## Exercise instructions
Identify each line below that contains the word "this", and copy it out.

━━━ Material provided ━━━

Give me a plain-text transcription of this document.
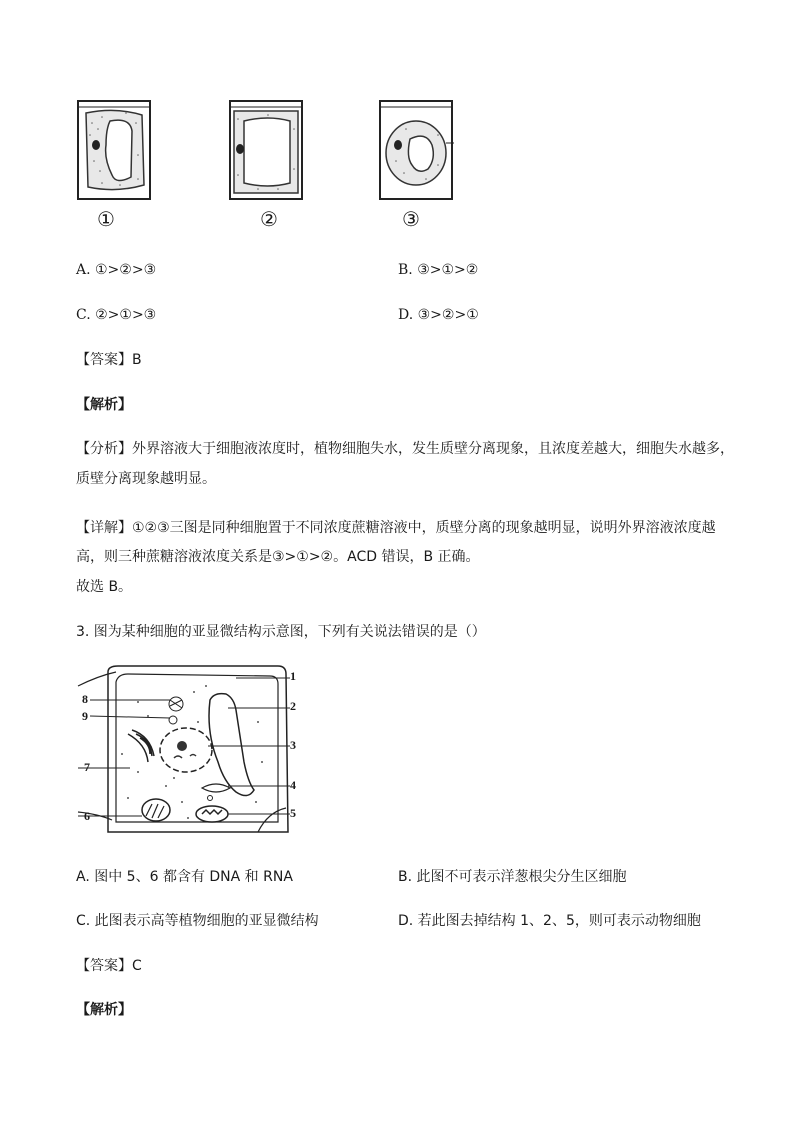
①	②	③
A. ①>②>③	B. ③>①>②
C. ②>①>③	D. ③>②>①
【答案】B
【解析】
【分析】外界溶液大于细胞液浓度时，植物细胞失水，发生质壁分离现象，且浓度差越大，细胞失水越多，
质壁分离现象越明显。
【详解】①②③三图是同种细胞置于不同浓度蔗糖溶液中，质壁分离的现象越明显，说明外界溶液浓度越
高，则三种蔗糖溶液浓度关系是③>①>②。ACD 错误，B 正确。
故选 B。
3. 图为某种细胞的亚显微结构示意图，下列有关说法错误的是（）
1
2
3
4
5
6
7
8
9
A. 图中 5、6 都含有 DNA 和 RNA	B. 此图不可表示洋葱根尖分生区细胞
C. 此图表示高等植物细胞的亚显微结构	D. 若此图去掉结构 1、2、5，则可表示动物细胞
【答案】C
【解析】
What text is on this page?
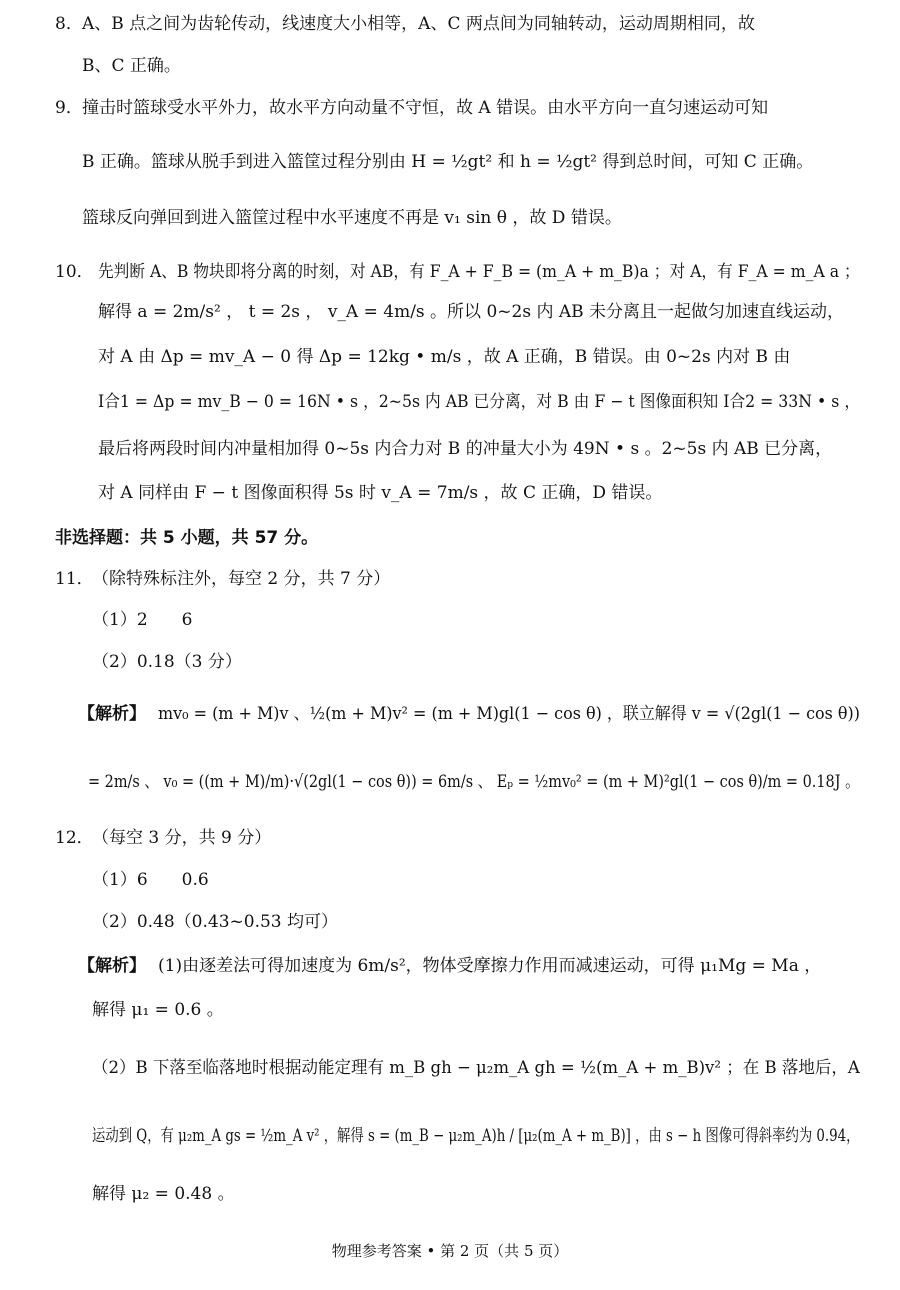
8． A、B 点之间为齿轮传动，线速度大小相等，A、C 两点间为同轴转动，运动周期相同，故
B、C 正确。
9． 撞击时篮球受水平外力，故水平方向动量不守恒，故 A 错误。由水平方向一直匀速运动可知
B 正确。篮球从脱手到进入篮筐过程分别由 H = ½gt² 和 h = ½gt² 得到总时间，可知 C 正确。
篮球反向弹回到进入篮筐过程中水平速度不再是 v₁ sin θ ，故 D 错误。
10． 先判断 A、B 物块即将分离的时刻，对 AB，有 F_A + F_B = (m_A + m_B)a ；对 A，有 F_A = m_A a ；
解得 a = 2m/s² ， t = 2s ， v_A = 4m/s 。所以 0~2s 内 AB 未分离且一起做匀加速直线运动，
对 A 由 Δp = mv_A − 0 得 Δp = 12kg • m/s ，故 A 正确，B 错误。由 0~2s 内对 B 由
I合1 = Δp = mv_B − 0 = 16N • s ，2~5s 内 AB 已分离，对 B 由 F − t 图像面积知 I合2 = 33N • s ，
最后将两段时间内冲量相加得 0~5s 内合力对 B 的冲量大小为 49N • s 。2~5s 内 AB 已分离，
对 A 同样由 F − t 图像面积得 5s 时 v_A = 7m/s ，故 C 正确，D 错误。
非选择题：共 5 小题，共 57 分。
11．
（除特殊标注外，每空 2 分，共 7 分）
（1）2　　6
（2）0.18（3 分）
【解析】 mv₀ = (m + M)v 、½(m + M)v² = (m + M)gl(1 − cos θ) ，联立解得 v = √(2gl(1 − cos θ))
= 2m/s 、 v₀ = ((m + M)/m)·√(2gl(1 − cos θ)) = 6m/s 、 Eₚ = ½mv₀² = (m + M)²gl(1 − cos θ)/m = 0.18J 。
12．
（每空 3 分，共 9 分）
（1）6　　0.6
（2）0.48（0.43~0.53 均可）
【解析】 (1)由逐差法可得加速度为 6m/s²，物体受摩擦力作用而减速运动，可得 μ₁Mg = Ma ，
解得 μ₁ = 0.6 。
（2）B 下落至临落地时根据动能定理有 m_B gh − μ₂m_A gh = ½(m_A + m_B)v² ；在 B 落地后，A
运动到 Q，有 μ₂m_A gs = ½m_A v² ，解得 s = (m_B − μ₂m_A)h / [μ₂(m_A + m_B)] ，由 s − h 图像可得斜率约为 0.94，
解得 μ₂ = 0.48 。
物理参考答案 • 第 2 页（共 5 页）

━━━
━━━ Material provided ━━━

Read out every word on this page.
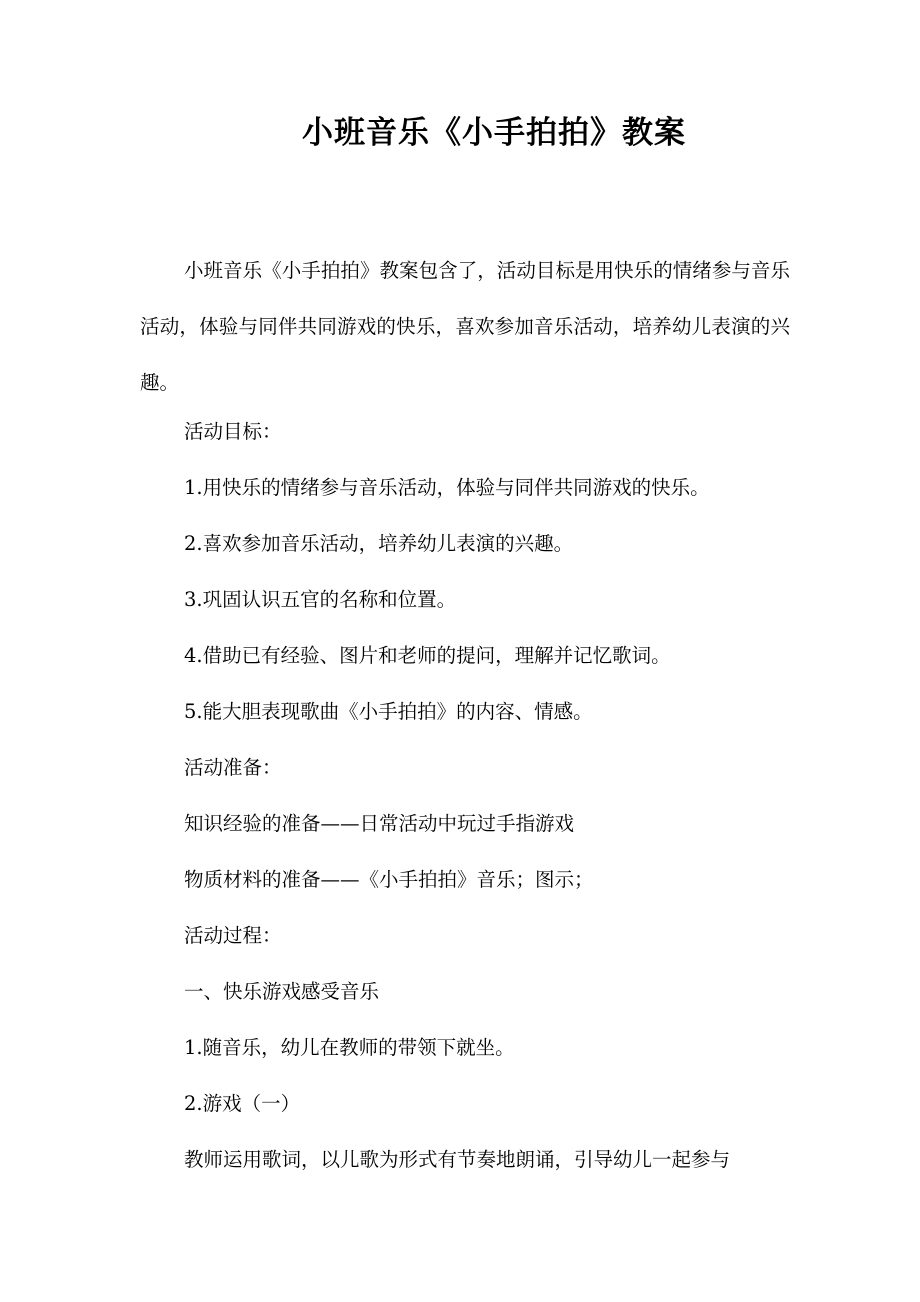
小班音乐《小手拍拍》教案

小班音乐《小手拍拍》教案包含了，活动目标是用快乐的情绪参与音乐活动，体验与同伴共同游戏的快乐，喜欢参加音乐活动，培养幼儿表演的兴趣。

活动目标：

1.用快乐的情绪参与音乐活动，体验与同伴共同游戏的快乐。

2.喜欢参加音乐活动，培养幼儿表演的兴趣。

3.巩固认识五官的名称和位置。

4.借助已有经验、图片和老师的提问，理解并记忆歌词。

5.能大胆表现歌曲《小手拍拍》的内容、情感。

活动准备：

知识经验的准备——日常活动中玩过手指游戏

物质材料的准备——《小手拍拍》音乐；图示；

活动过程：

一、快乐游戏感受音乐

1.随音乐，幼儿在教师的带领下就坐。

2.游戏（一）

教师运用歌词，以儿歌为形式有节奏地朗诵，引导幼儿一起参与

━━━
━━━ Material provided ━━━

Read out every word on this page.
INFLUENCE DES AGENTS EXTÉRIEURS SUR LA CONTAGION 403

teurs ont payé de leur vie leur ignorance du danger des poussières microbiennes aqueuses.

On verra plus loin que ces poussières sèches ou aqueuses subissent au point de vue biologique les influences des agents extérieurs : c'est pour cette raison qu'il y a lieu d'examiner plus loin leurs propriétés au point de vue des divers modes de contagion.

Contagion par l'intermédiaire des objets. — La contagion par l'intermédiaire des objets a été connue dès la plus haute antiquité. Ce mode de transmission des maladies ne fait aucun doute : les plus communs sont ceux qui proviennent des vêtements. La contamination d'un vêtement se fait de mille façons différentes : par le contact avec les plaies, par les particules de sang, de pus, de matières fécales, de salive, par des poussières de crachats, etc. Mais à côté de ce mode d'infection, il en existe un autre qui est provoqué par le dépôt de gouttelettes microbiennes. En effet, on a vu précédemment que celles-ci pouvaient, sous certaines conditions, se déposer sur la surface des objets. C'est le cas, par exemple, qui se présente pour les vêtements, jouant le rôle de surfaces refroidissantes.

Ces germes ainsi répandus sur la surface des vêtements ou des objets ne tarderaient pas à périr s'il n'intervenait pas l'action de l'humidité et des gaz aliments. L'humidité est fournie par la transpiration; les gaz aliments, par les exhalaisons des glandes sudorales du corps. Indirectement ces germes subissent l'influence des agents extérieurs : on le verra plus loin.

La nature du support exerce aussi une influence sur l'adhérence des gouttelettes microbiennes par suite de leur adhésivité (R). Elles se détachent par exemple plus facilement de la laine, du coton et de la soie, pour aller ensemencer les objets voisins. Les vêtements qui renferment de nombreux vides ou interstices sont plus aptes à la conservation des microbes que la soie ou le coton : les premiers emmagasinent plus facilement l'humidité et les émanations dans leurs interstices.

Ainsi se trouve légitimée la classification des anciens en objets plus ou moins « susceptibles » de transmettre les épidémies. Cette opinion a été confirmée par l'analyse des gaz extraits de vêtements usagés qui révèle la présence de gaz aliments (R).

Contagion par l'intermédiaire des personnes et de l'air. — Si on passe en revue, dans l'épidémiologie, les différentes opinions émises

━━━

## Task solution
Give me a plain-text transcription of this document.
What text is on this page?
Read out every word on this page.
Read out every word on this page.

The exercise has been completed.